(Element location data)
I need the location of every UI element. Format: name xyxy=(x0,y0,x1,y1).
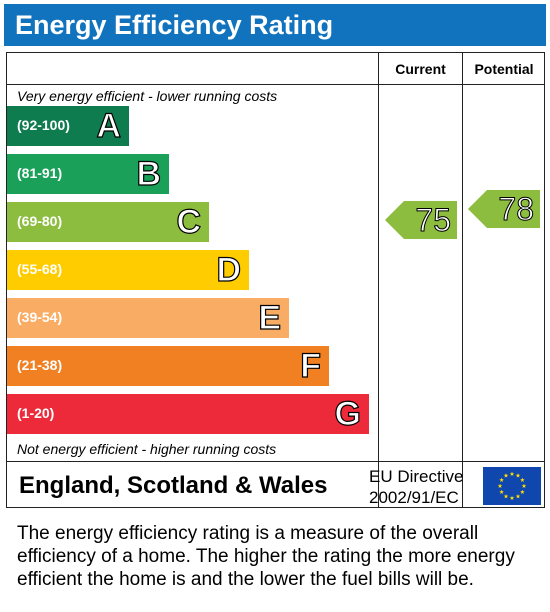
band-g: (1-20) G xyxy=(7,394,369,434)
band-range: (55-68) xyxy=(17,261,63,277)
band-letter: A xyxy=(96,106,122,145)
potential-column-header: Potential xyxy=(474,61,534,77)
header-divider xyxy=(7,84,544,85)
bottom-note: Not energy efficient - higher running co… xyxy=(17,441,277,457)
band-d: (55-68) D xyxy=(7,250,249,290)
band-a: (92-100) A xyxy=(7,106,129,146)
eu-flag-icon xyxy=(483,467,541,505)
band-range: (39-54) xyxy=(17,309,63,325)
current-rating-arrow: 75 xyxy=(385,201,457,239)
potential-rating-value: 78 xyxy=(498,191,535,228)
band-b: (81-91) B xyxy=(7,154,169,194)
flag-star xyxy=(515,473,521,478)
flag-star xyxy=(509,471,515,476)
flag-star xyxy=(515,493,521,499)
band-range: (1-20) xyxy=(17,405,55,421)
band-letter: C xyxy=(176,202,202,241)
band-f: (21-38) F xyxy=(7,346,329,386)
current-arrow-shape xyxy=(385,201,457,239)
directive-line-2: 2002/91/EC xyxy=(369,488,459,507)
band-e: (39-54) E xyxy=(7,298,289,338)
band-letter: B xyxy=(136,154,162,193)
flag-star xyxy=(520,489,525,494)
flag-star xyxy=(509,495,515,500)
country-label: England, Scotland & Wales xyxy=(19,472,328,499)
band-letter: E xyxy=(258,298,282,337)
description-text: The energy efficiency rating is a measur… xyxy=(17,523,515,590)
flag-star xyxy=(503,493,509,499)
current-rating-value: 75 xyxy=(415,202,452,239)
rating-chart: Current Potential Very energy efficient … xyxy=(6,52,545,508)
flag-star xyxy=(520,477,525,482)
top-note: Very energy efficient - lower running co… xyxy=(17,88,278,104)
potential-column-divider xyxy=(462,53,463,507)
flag-star xyxy=(497,483,503,488)
potential-arrow-shape xyxy=(468,190,540,228)
band-range: (92-100) xyxy=(17,117,70,133)
band-letter: F xyxy=(300,346,322,385)
flag-star xyxy=(521,483,527,488)
band-c: (69-80) C xyxy=(7,202,209,242)
directive-line-1: EU Directive xyxy=(369,467,464,486)
page-title: Energy Efficiency Rating xyxy=(15,10,334,40)
eu-directive: EU Directive 2002/91/EC xyxy=(369,466,463,508)
title-bar: Energy Efficiency Rating xyxy=(4,4,546,46)
flag-star xyxy=(499,489,504,494)
potential-rating-arrow: 78 xyxy=(468,190,540,228)
band-range: (21-38) xyxy=(17,357,63,373)
band-range: (69-80) xyxy=(17,213,63,229)
flag-star xyxy=(499,477,504,482)
band-letter: G xyxy=(334,394,362,433)
footer-divider xyxy=(7,461,544,462)
band-range: (81-91) xyxy=(17,165,63,181)
flag-star xyxy=(503,473,509,478)
current-column-divider xyxy=(378,53,379,507)
current-column-header: Current xyxy=(395,61,446,77)
band-letter: D xyxy=(216,250,242,289)
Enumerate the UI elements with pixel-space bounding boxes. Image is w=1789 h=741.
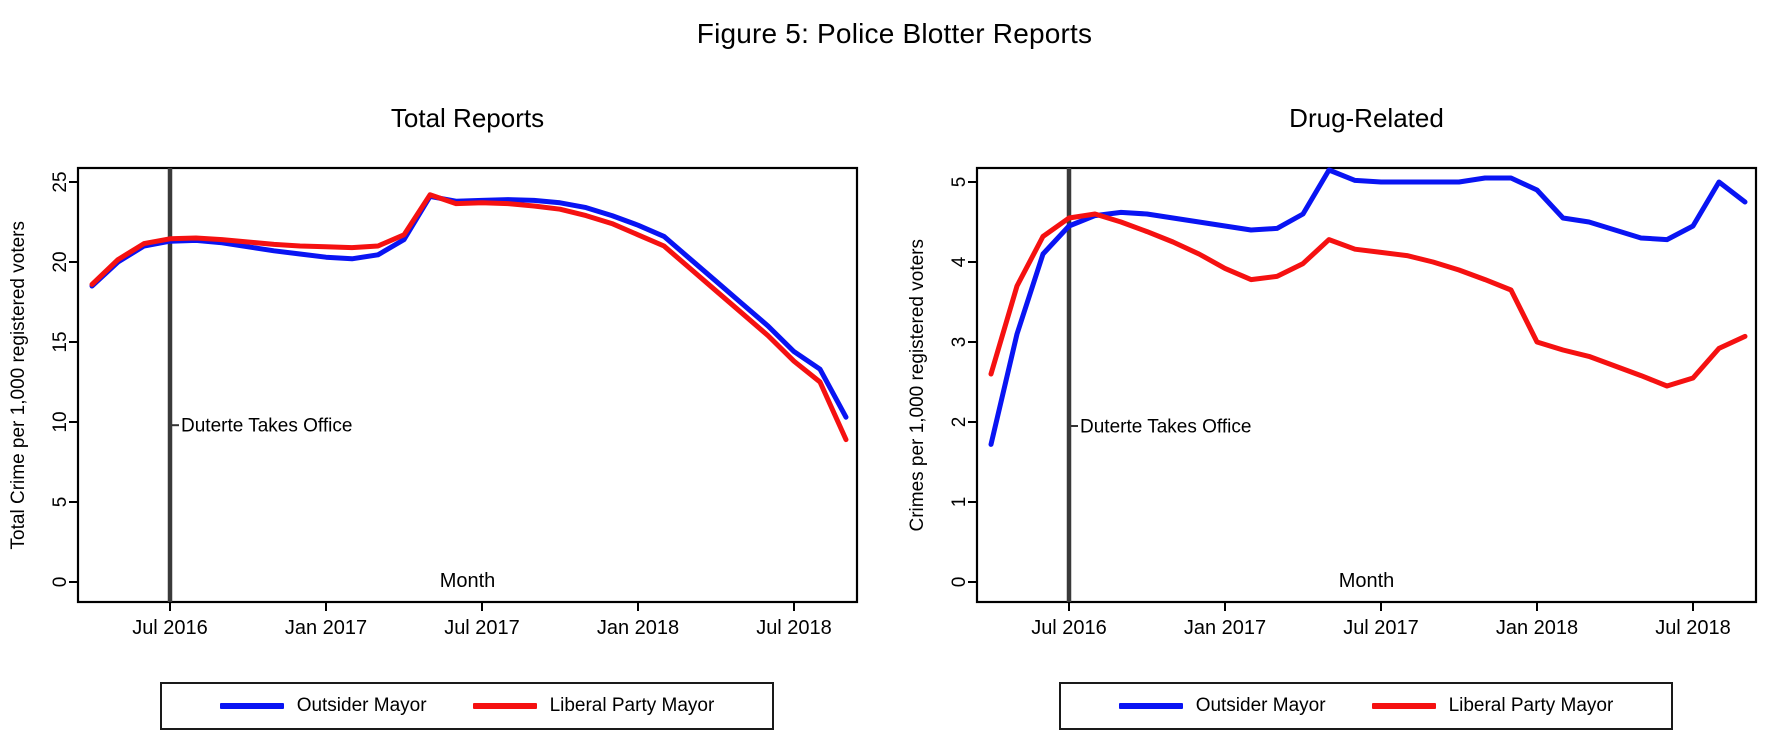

__Short exercise__
Switch "flag-star" to "star-icon" everywhere in the data above and write out all of the data again with nothing else changed. Leave the pictures out.

__The solution__
I need the location of every UI element. Format: name xyxy=(x0,y0,x1,y1).
band-g: (1-20) G xyxy=(7,394,369,434)
band-range: (55-68) xyxy=(17,261,63,277)
band-letter: A xyxy=(96,106,122,145)
potential-column-header: Potential xyxy=(474,61,534,77)
header-divider xyxy=(7,84,544,85)
bottom-note: Not energy efficient - higher running co… xyxy=(17,441,277,457)
band-d: (55-68) D xyxy=(7,250,249,290)
band-a: (92-100) A xyxy=(7,106,129,146)
eu-flag-icon xyxy=(483,467,541,505)
band-range: (39-54) xyxy=(17,309,63,325)
current-rating-arrow: 75 xyxy=(385,201,457,239)
potential-rating-value: 78 xyxy=(498,191,535,228)
band-b: (81-91) B xyxy=(7,154,169,194)
star-icon xyxy=(515,473,521,478)
star-icon xyxy=(509,471,515,476)
star-icon xyxy=(515,493,521,499)
band-range: (1-20) xyxy=(17,405,55,421)
band-letter: C xyxy=(176,202,202,241)
band-f: (21-38) F xyxy=(7,346,329,386)
current-arrow-shape xyxy=(385,201,457,239)
directive-line-2: 2002/91/EC xyxy=(369,488,459,507)
band-e: (39-54) E xyxy=(7,298,289,338)
band-letter: B xyxy=(136,154,162,193)
star-icon xyxy=(520,489,525,494)
star-icon xyxy=(509,495,515,500)
country-label: England, Scotland & Wales xyxy=(19,472,328,499)
band-letter: E xyxy=(258,298,282,337)
description-text: The energy efficiency rating is a measur… xyxy=(17,523,515,590)
star-icon xyxy=(503,493,509,499)
current-rating-value: 75 xyxy=(415,202,452,239)
rating-chart: Current Potential Very energy efficient … xyxy=(6,52,545,508)
star-icon xyxy=(520,477,525,482)
top-note: Very energy efficient - lower running co… xyxy=(17,88,278,104)
potential-column-divider xyxy=(462,53,463,507)
star-icon xyxy=(497,483,503,488)
potential-arrow-shape xyxy=(468,190,540,228)
band-range: (92-100) xyxy=(17,117,70,133)
band-letter: F xyxy=(300,346,322,385)
star-icon xyxy=(521,483,527,488)
band-c: (69-80) C xyxy=(7,202,209,242)
directive-line-1: EU Directive xyxy=(369,467,464,486)
page-title: Energy Efficiency Rating xyxy=(15,10,334,40)
eu-directive: EU Directive 2002/91/EC xyxy=(369,466,463,508)
title-bar: Energy Efficiency Rating xyxy=(4,4,546,46)
star-icon xyxy=(499,489,504,494)
potential-rating-arrow: 78 xyxy=(468,190,540,228)
band-range: (21-38) xyxy=(17,357,63,373)
band-range: (69-80) xyxy=(17,213,63,229)
star-icon xyxy=(499,477,504,482)
band-letter: G xyxy=(334,394,362,433)
footer-divider xyxy=(7,461,544,462)
band-range: (81-91) xyxy=(17,165,63,181)
star-icon xyxy=(503,473,509,478)
current-column-divider xyxy=(378,53,379,507)
current-column-header: Current xyxy=(395,61,446,77)
band-letter: D xyxy=(216,250,242,289)
Enumerate the UI elements with pixel-space bounding boxes. Image is w=1789 h=741.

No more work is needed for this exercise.